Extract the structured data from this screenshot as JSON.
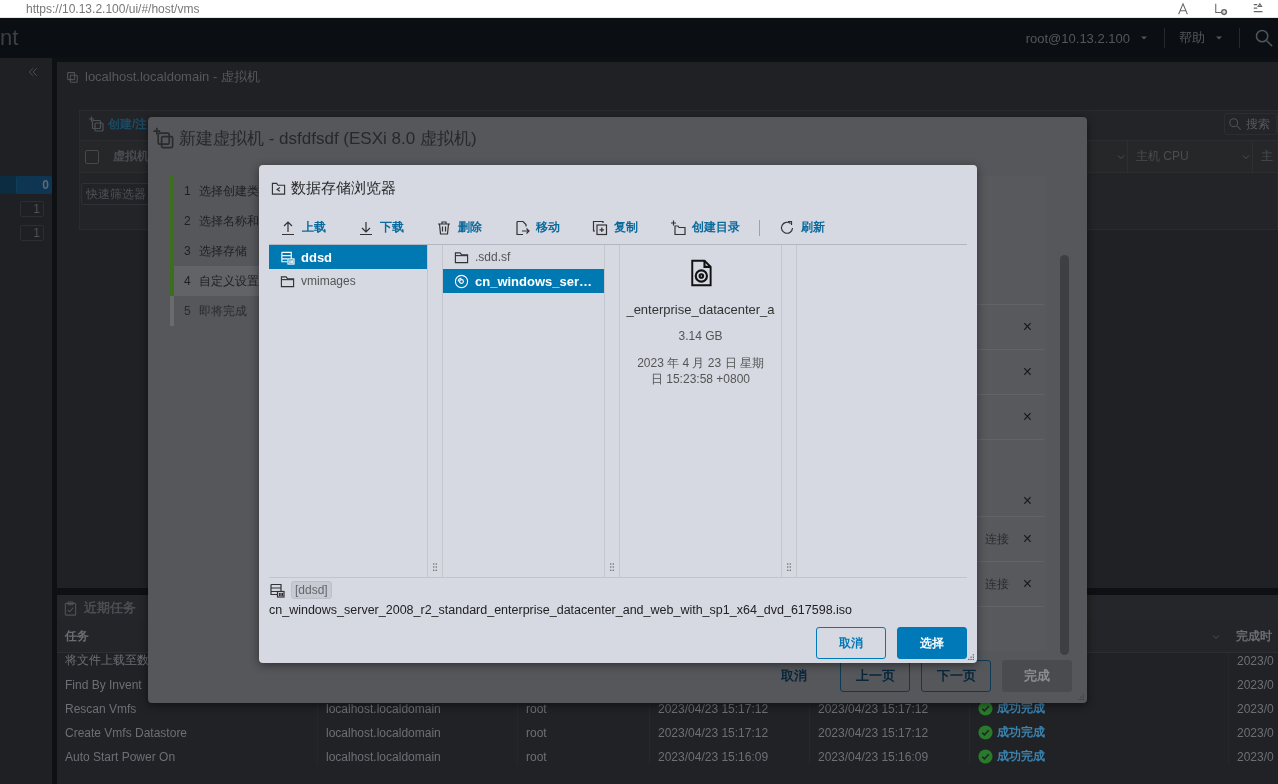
{
  "browser": {
    "url": "https://10.13.2.100/ui/#/host/vms"
  },
  "header": {
    "app_title": "nt",
    "user": "root@10.13.2.100",
    "help": "帮助"
  },
  "sidebar": {
    "counts": [
      {
        "value": "0",
        "selected": true
      },
      {
        "value": "1",
        "selected": false
      },
      {
        "value": "1",
        "selected": false
      }
    ]
  },
  "vm_panel": {
    "title": "localhost.localdomain - 虚拟机",
    "toolbar_action": "创建/注",
    "select_all": {
      "checked": false
    },
    "search": {
      "placeholder": "搜索"
    },
    "columns_left": [
      "虚拟机"
    ],
    "columns_right": [
      "主机 CPU",
      "主"
    ],
    "filter": {
      "placeholder": "快速筛选器"
    }
  },
  "tasks": {
    "title": "近期任务",
    "header": {
      "task": "任务",
      "completed": "完成时"
    },
    "rows": [
      {
        "task": "将文件上载至数",
        "completed": "2023/0"
      },
      {
        "task": "Find By Invent",
        "completed": "2023/0"
      },
      {
        "task": "Rescan Vmfs",
        "target": "localhost.localdomain",
        "initiator": "root",
        "queued": "2023/04/23 15:17:12",
        "started": "2023/04/23 15:17:12",
        "result": "成功完成",
        "completed": "2023/0"
      },
      {
        "task": "Create Vmfs Datastore",
        "target": "localhost.localdomain",
        "initiator": "root",
        "queued": "2023/04/23 15:17:12",
        "started": "2023/04/23 15:17:12",
        "result": "成功完成",
        "completed": "2023/0"
      },
      {
        "task": "Auto Start Power On",
        "target": "localhost.localdomain",
        "initiator": "root",
        "queued": "2023/04/23 15:16:09",
        "started": "2023/04/23 15:16:09",
        "result": "成功完成",
        "completed": "2023/0"
      }
    ]
  },
  "wizard": {
    "title": "新建虚拟机 - dsfdfsdf (ESXi 8.0 虚拟机)",
    "steps": [
      {
        "number": "1",
        "label": "选择创建类",
        "done": true,
        "current": false
      },
      {
        "number": "2",
        "label": "选择名称和",
        "done": true,
        "current": false
      },
      {
        "number": "3",
        "label": "选择存储",
        "done": true,
        "current": false
      },
      {
        "number": "4",
        "label": "自定义设置",
        "done": true,
        "current": true
      },
      {
        "number": "5",
        "label": "即将完成",
        "done": false,
        "current": false
      }
    ],
    "rows": [
      {
        "kind": "row",
        "remove": "×"
      },
      {
        "kind": "row",
        "remove": "×"
      },
      {
        "kind": "row",
        "remove": "×"
      },
      {
        "kind": "tall",
        "remove": "×"
      },
      {
        "kind": "row",
        "state": "连接",
        "remove": "×"
      },
      {
        "kind": "row",
        "state": "连接",
        "remove": "×"
      },
      {
        "kind": "blank"
      }
    ],
    "buttons": [
      {
        "label": "取消",
        "kind": "link",
        "disabled": false
      },
      {
        "label": "上一页",
        "kind": "outline",
        "disabled": false
      },
      {
        "label": "下一页",
        "kind": "outline",
        "disabled": false
      },
      {
        "label": "完成",
        "kind": "primary",
        "disabled": true
      }
    ]
  },
  "datastore_browser": {
    "title": "数据存储浏览器",
    "toolbar": [
      {
        "label": "上载",
        "kind": "upload",
        "separator_before": false
      },
      {
        "label": "下载",
        "kind": "download",
        "separator_before": false
      },
      {
        "label": "删除",
        "kind": "delete",
        "separator_before": false
      },
      {
        "label": "移动",
        "kind": "move",
        "separator_before": false
      },
      {
        "label": "复制",
        "kind": "copy",
        "separator_before": false
      },
      {
        "label": "创建目录",
        "kind": "new_folder",
        "separator_before": false
      },
      {
        "label": "刷新",
        "kind": "refresh",
        "separator_before": true
      }
    ],
    "columns": [
      [
        {
          "name": "ddsd",
          "kind": "datastore",
          "selected": true
        },
        {
          "name": "vmimages",
          "kind": "folder",
          "selected": false
        }
      ],
      [
        {
          "name": ".sdd.sf",
          "kind": "folder",
          "selected": false
        },
        {
          "name": "cn_windows_ser…",
          "kind": "disc",
          "selected": true
        }
      ]
    ],
    "preview": {
      "name": "_enterprise_datacenter_a",
      "size": "3.14 GB",
      "modified_lines": [
        "2023 年 4 月 23 日 星期",
        "日 15:23:58 +0800"
      ]
    },
    "path": {
      "datastore": "[ddsd]",
      "file": "cn_windows_server_2008_r2_standard_enterprise_datacenter_and_web_with_sp1_x64_dvd_617598.iso"
    },
    "buttons": [
      {
        "label": "取消",
        "kind": "outline"
      },
      {
        "label": "选择",
        "kind": "primary"
      }
    ]
  }
}
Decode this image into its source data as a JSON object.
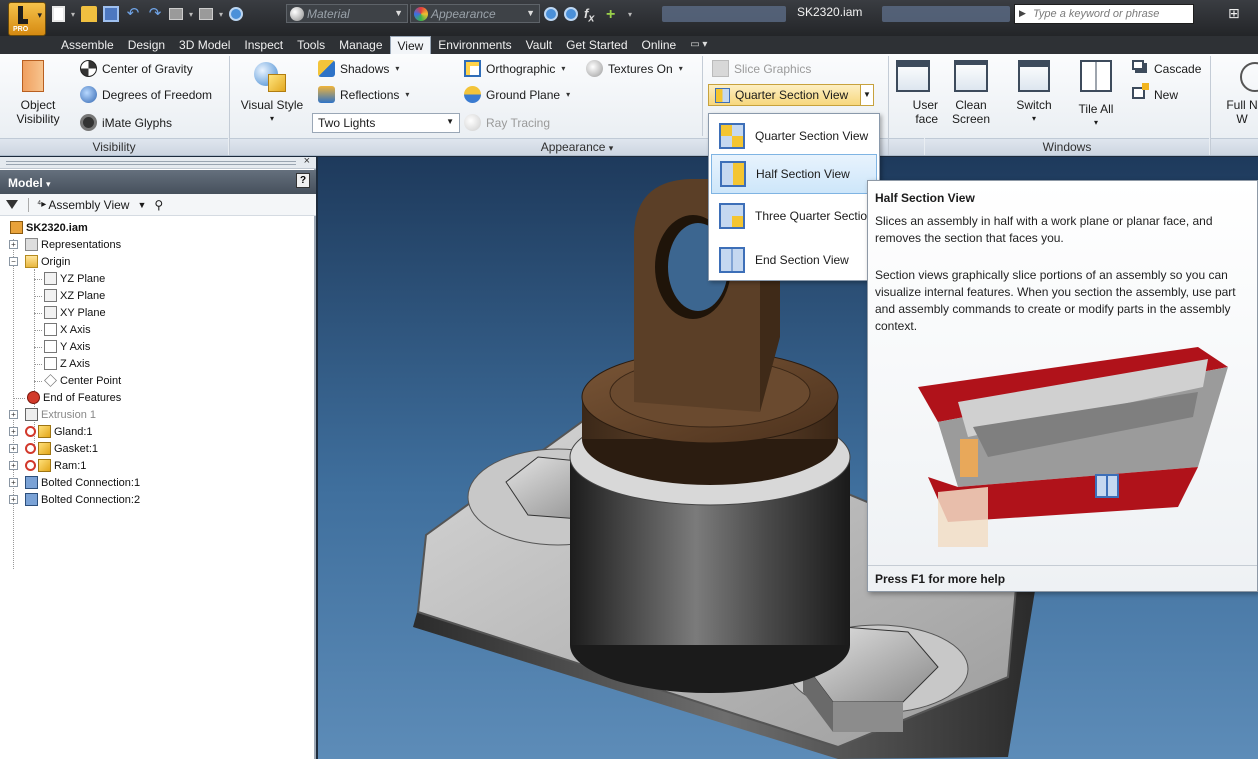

### PROBLEM TO WORK ON
Copy all the entries word for word. Omit any pictures.

### FULL OUTPUT
Extract the structured data from this screenshot as JSON.
{
  "browser": {
    "url": "https://10.13.2.100/ui/#/host/vms"
  },
  "header": {
    "app_title": "nt",
    "user": "root@10.13.2.100",
    "help": "帮助"
  },
  "sidebar": {
    "counts": [
      {
        "value": "0",
        "selected": true
      },
      {
        "value": "1",
        "selected": false
      },
      {
        "value": "1",
        "selected": false
      }
    ]
  },
  "vm_panel": {
    "title": "localhost.localdomain - 虚拟机",
    "toolbar_action": "创建/注",
    "select_all": {
      "checked": false
    },
    "search": {
      "placeholder": "搜索"
    },
    "columns_left": [
      "虚拟机"
    ],
    "columns_right": [
      "主机 CPU",
      "主"
    ],
    "filter": {
      "placeholder": "快速筛选器"
    }
  },
  "tasks": {
    "title": "近期任务",
    "header": {
      "task": "任务",
      "completed": "完成时"
    },
    "rows": [
      {
        "task": "将文件上载至数",
        "completed": "2023/0"
      },
      {
        "task": "Find By Invent",
        "completed": "2023/0"
      },
      {
        "task": "Rescan Vmfs",
        "target": "localhost.localdomain",
        "initiator": "root",
        "queued": "2023/04/23 15:17:12",
        "started": "2023/04/23 15:17:12",
        "result": "成功完成",
        "completed": "2023/0"
      },
      {
        "task": "Create Vmfs Datastore",
        "target": "localhost.localdomain",
        "initiator": "root",
        "queued": "2023/04/23 15:17:12",
        "started": "2023/04/23 15:17:12",
        "result": "成功完成",
        "completed": "2023/0"
      },
      {
        "task": "Auto Start Power On",
        "target": "localhost.localdomain",
        "initiator": "root",
        "queued": "2023/04/23 15:16:09",
        "started": "2023/04/23 15:16:09",
        "result": "成功完成",
        "completed": "2023/0"
      }
    ]
  },
  "wizard": {
    "title": "新建虚拟机 - dsfdfsdf (ESXi 8.0 虚拟机)",
    "steps": [
      {
        "number": "1",
        "label": "选择创建类",
        "done": true,
        "current": false
      },
      {
        "number": "2",
        "label": "选择名称和",
        "done": true,
        "current": false
      },
      {
        "number": "3",
        "label": "选择存储",
        "done": true,
        "current": false
      },
      {
        "number": "4",
        "label": "自定义设置",
        "done": true,
        "current": true
      },
      {
        "number": "5",
        "label": "即将完成",
        "done": false,
        "current": false
      }
    ],
    "rows": [
      {
        "kind": "row",
        "remove": "×"
      },
      {
        "kind": "row",
        "remove": "×"
      },
      {
        "kind": "row",
        "remove": "×"
      },
      {
        "kind": "tall",
        "remove": "×"
      },
      {
        "kind": "row",
        "state": "连接",
        "remove": "×"
      },
      {
        "kind": "row",
        "state": "连接",
        "remove": "×"
      },
      {
        "kind": "blank"
      }
    ],
    "buttons": [
      {
        "label": "取消",
        "kind": "link",
        "disabled": false
      },
      {
        "label": "上一页",
        "kind": "outline",
        "disabled": false
      },
      {
        "label": "下一页",
        "kind": "outline",
        "disabled": false
      },
      {
        "label": "完成",
        "kind": "primary",
        "disabled": true
      }
    ]
  },
  "datastore_browser": {
    "title": "数据存储浏览器",
    "toolbar": [
      {
        "label": "上载",
        "kind": "upload",
        "separator_before": false
      },
      {
        "label": "下载",
        "kind": "download",
        "separator_before": false
      },
      {
        "label": "删除",
        "kind": "delete",
        "separator_before": false
      },
      {
        "label": "移动",
        "kind": "move",
        "separator_before": false
      },
      {
        "label": "复制",
        "kind": "copy",
        "separator_before": false
      },
      {
        "label": "创建目录",
        "kind": "new_folder",
        "separator_before": false
      },
      {
        "label": "刷新",
        "kind": "refresh",
        "separator_before": true
      }
    ],
    "columns": [
      [
        {
          "name": "ddsd",
          "kind": "datastore",
          "selected": true
        },
        {
          "name": "vmimages",
          "kind": "folder",
          "selected": false
        }
      ],
      [
        {
          "name": ".sdd.sf",
          "kind": "folder",
          "selected": false
        },
        {
          "name": "cn_windows_ser…",
          "kind": "disc",
          "selected": true
        }
      ]
    ],
    "preview": {
      "name": "_enterprise_datacenter_a",
      "size": "3.14 GB",
      "modified_lines": [
        "2023 年 4 月 23 日 星期",
        "日 15:23:58 +0800"
      ]
    },
    "path": {
      "datastore": "[ddsd]",
      "file": "cn_windows_server_2008_r2_standard_enterprise_datacenter_and_web_with_sp1_x64_dvd_617598.iso"
    },
    "buttons": [
      {
        "label": "取消",
        "kind": "outline"
      },
      {
        "label": "选择",
        "kind": "primary"
      }
    ]
  }
}
Decode this image into its source data as a JSON object.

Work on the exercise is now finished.